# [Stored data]

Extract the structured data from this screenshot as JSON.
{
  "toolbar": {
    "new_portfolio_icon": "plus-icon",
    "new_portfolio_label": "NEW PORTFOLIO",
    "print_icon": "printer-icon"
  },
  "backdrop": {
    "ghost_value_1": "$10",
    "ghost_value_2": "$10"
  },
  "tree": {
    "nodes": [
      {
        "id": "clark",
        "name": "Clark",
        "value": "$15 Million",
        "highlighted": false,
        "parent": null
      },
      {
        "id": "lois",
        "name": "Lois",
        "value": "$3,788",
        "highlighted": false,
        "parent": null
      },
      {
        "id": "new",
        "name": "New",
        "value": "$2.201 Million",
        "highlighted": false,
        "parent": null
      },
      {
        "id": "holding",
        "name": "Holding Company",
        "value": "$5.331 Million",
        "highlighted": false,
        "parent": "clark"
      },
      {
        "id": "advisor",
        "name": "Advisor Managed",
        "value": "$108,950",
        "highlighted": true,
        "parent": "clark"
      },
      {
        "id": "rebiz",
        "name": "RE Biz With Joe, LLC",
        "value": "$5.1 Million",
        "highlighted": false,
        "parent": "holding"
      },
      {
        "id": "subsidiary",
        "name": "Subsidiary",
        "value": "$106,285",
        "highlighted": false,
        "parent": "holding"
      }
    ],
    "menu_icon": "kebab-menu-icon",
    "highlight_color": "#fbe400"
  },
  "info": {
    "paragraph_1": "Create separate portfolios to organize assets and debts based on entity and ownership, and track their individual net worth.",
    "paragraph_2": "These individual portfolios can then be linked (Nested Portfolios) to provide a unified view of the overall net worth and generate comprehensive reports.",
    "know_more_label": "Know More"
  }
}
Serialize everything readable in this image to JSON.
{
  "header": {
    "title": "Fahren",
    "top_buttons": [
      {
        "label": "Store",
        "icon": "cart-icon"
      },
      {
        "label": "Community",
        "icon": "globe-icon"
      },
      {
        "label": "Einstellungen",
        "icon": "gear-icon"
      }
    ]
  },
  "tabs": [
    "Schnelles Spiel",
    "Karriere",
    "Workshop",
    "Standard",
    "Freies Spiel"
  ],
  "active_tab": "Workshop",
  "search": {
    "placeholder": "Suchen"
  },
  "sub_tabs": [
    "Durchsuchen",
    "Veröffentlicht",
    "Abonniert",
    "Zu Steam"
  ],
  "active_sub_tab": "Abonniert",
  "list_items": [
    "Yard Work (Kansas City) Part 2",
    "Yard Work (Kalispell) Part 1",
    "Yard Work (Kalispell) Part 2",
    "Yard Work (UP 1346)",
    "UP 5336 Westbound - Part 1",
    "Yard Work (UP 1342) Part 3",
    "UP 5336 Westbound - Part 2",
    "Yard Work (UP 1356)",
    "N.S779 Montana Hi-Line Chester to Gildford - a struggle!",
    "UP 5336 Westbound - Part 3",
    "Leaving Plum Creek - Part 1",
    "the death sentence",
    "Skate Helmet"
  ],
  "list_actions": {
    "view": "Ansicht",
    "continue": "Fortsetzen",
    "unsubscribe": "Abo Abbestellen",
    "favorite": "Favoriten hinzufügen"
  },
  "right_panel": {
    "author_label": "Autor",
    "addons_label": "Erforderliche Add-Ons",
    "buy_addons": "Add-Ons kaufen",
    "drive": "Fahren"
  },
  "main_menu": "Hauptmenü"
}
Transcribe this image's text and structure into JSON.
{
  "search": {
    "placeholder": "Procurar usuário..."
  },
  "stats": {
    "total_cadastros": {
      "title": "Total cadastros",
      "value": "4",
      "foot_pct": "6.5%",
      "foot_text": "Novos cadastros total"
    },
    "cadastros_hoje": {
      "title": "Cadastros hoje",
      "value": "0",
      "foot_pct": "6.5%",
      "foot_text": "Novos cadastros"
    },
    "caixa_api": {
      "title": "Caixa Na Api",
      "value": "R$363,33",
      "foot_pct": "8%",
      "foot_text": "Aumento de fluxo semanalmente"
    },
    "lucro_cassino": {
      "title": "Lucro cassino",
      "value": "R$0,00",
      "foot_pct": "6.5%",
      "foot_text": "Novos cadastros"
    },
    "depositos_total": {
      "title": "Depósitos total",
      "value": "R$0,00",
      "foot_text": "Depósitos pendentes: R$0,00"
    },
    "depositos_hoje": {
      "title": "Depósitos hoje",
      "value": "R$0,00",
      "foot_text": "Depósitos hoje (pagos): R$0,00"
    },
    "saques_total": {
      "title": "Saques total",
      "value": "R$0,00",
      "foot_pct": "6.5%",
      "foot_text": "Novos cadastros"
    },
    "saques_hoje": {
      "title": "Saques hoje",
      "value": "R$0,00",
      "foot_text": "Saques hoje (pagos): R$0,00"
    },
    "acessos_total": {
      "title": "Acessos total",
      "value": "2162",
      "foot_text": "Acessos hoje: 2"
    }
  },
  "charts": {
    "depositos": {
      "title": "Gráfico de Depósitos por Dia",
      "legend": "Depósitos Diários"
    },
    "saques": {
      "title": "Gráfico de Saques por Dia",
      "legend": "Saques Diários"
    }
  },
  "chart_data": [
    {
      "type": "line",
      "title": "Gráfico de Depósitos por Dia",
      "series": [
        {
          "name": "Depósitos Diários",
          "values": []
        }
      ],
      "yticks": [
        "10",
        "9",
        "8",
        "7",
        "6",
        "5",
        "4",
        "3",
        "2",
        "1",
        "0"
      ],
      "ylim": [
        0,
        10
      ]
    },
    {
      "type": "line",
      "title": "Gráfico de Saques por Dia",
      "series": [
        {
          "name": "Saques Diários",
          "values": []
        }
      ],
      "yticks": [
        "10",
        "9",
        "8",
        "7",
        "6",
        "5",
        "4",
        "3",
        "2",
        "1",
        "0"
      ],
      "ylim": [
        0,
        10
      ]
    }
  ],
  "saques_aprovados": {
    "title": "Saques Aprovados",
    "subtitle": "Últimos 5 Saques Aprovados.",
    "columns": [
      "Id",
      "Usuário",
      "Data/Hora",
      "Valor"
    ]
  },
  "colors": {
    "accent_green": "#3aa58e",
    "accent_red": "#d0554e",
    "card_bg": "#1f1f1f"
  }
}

# [Task details]
Pull out every line of the records that includes the string "this".

# [Reply to the task]
Extract the structured data from this screenshot as JSON.
Serialize everything readable in this image to JSON.
Transcribe this image's text and structure into JSON.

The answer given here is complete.